Rewrite the lines from the first one through the line containing "y-tick-label: 9 (90, 107, 102, 133)", using "image" in place of "screenshot" and keeping everything else the same.

**The records**
══════════════════════════════

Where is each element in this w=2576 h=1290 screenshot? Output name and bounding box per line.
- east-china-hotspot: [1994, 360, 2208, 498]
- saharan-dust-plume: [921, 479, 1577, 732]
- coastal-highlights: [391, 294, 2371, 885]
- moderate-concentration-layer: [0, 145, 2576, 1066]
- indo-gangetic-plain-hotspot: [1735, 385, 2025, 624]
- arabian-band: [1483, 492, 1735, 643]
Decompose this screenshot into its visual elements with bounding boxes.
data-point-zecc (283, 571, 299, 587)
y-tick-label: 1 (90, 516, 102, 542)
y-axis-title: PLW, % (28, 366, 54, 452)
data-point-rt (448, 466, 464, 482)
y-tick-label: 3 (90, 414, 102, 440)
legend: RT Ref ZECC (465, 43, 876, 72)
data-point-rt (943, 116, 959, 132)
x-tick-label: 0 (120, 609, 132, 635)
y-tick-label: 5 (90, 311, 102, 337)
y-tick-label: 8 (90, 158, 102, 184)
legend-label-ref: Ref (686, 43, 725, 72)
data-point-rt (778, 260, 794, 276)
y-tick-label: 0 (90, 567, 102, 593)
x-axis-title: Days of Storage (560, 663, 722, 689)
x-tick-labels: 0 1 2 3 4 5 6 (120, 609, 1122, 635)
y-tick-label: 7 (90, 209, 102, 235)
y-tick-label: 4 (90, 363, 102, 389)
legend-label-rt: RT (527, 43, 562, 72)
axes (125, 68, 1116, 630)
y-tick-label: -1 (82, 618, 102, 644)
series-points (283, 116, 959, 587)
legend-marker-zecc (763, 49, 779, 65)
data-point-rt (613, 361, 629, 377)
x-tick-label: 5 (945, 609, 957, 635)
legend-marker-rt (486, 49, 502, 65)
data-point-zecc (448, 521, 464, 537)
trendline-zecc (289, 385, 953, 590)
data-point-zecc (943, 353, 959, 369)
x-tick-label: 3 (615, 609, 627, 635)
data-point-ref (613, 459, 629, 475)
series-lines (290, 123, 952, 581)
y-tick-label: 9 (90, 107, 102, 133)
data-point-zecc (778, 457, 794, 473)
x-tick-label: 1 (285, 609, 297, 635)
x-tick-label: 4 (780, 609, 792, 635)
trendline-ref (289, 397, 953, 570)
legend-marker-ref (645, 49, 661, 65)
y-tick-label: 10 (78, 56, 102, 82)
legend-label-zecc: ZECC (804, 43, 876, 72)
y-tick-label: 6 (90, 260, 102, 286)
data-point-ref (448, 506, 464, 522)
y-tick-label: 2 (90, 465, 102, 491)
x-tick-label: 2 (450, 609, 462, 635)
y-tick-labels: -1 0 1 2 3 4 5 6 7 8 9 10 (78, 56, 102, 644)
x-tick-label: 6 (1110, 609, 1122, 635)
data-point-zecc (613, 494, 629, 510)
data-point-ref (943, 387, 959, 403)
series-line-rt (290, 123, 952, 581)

══════════════════════════════

**Task output**
Where is each element in this w=2576 h=1290 image? Output name and bounding box per line.
- east-china-hotspot: [1994, 360, 2208, 498]
- saharan-dust-plume: [921, 479, 1577, 732]
- coastal-highlights: [391, 294, 2371, 885]
- moderate-concentration-layer: [0, 145, 2576, 1066]
- indo-gangetic-plain-hotspot: [1735, 385, 2025, 624]
- arabian-band: [1483, 492, 1735, 643]
Decompose this image into its visual elements with bounding boxes.
data-point-zecc (283, 571, 299, 587)
y-tick-label: 1 (90, 516, 102, 542)
y-axis-title: PLW, % (28, 366, 54, 452)
data-point-rt (448, 466, 464, 482)
y-tick-label: 3 (90, 414, 102, 440)
legend: RT Ref ZECC (465, 43, 876, 72)
data-point-rt (943, 116, 959, 132)
x-tick-label: 0 (120, 609, 132, 635)
y-tick-label: 5 (90, 311, 102, 337)
y-tick-label: 8 (90, 158, 102, 184)
legend-label-ref: Ref (686, 43, 725, 72)
data-point-rt (778, 260, 794, 276)
y-tick-label: 0 (90, 567, 102, 593)
x-axis-title: Days of Storage (560, 663, 722, 689)
x-tick-labels: 0 1 2 3 4 5 6 (120, 609, 1122, 635)
y-tick-label: 7 (90, 209, 102, 235)
y-tick-label: 4 (90, 363, 102, 389)
legend-label-rt: RT (527, 43, 562, 72)
axes (125, 68, 1116, 630)
y-tick-label: -1 (82, 618, 102, 644)
series-points (283, 116, 959, 587)
legend-marker-zecc (763, 49, 779, 65)
data-point-rt (613, 361, 629, 377)
x-tick-label: 5 (945, 609, 957, 635)
legend-marker-rt (486, 49, 502, 65)
data-point-zecc (448, 521, 464, 537)
trendline-zecc (289, 385, 953, 590)
data-point-zecc (943, 353, 959, 369)
x-tick-label: 3 (615, 609, 627, 635)
data-point-ref (613, 459, 629, 475)
series-lines (290, 123, 952, 581)
y-tick-label: 9 (90, 107, 102, 133)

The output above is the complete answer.